Task objective :: Where a line contains the string "Wasser", copy that line.

Data for the task ::

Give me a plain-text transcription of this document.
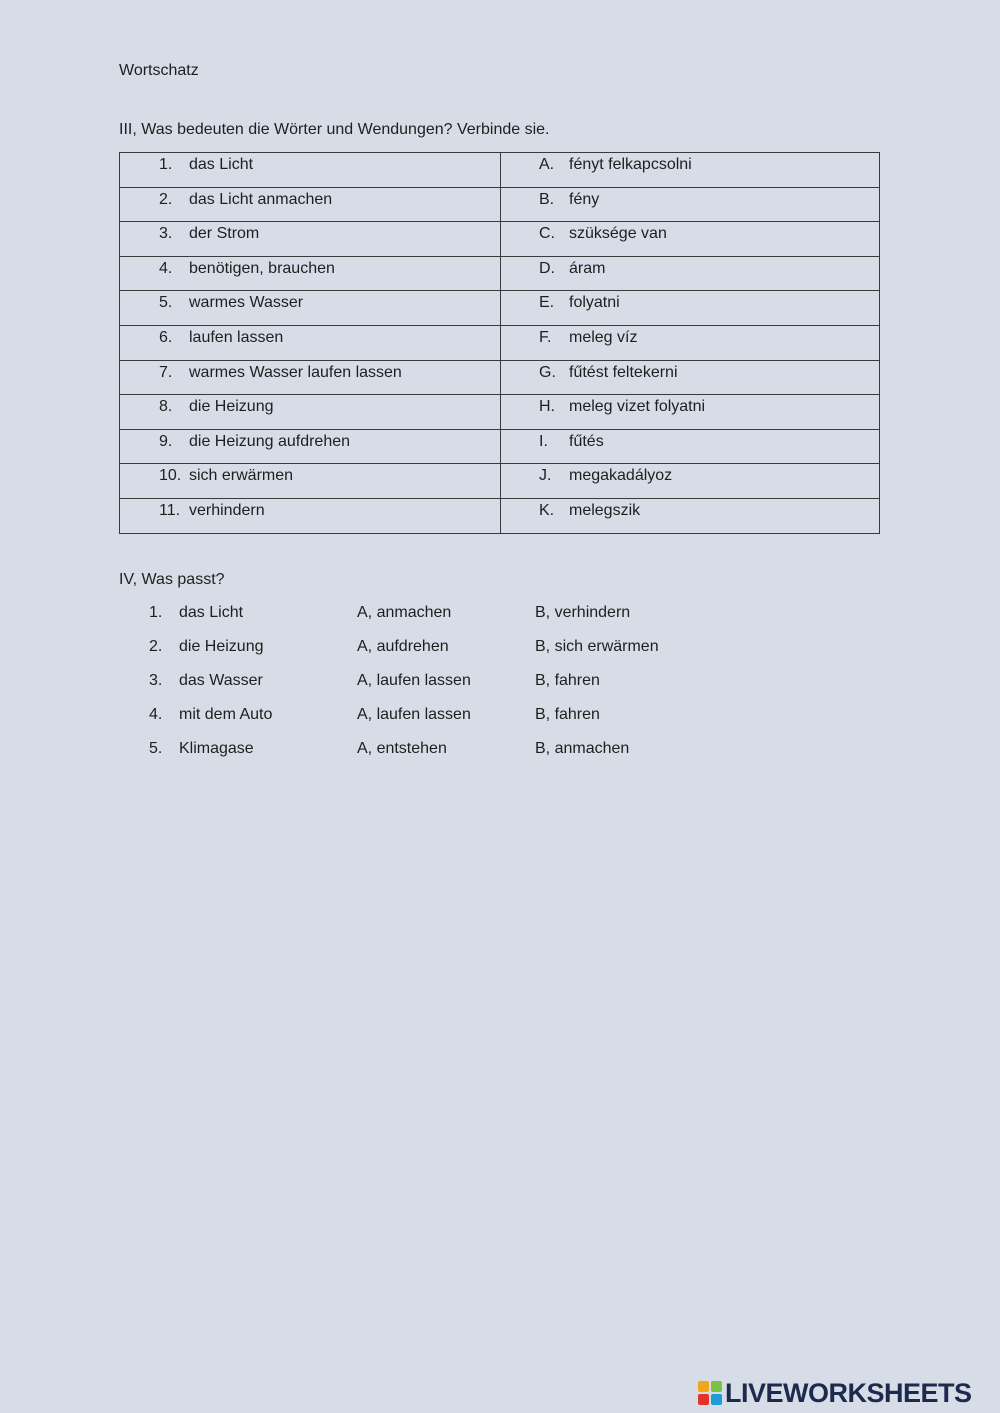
Wortschatz
III, Was bedeuten die Wörter und Wendungen? Verbinde sie.
1. das Licht	A. fényt felkapcsolni

2. das Licht anmachen	B. fény

3. der Strom	C. szüksége van

4. benötigen, brauchen	D. áram

5. warmes Wasser	E. folyatni

6. laufen lassen	F. meleg víz

7. warmes Wasser laufen lassen	G. fűtést feltekerni

8. die Heizung	H. meleg vizet folyatni

9. die Heizung aufdrehen	I. fűtés

10. sich erwärmen	J. megakadályoz

11. verhindern	K. melegszik
IV, Was passt?
1. das Licht	A, anmachen	B, verhindern
2. die Heizung	A, aufdrehen	B, sich erwärmen
3. das Wasser	A, laufen lassen	B, fahren
4. mit dem Auto	A, laufen lassen	B, fahren
5. Klimagase	A, entstehen	B, anmachen
LIVEWORKSHEETS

Task response ::
5. warmes Wasser	E. folyatni
7. warmes Wasser laufen lassen	G. fűtést feltekerni
3. das Wasser	A, laufen lassen	B, fahren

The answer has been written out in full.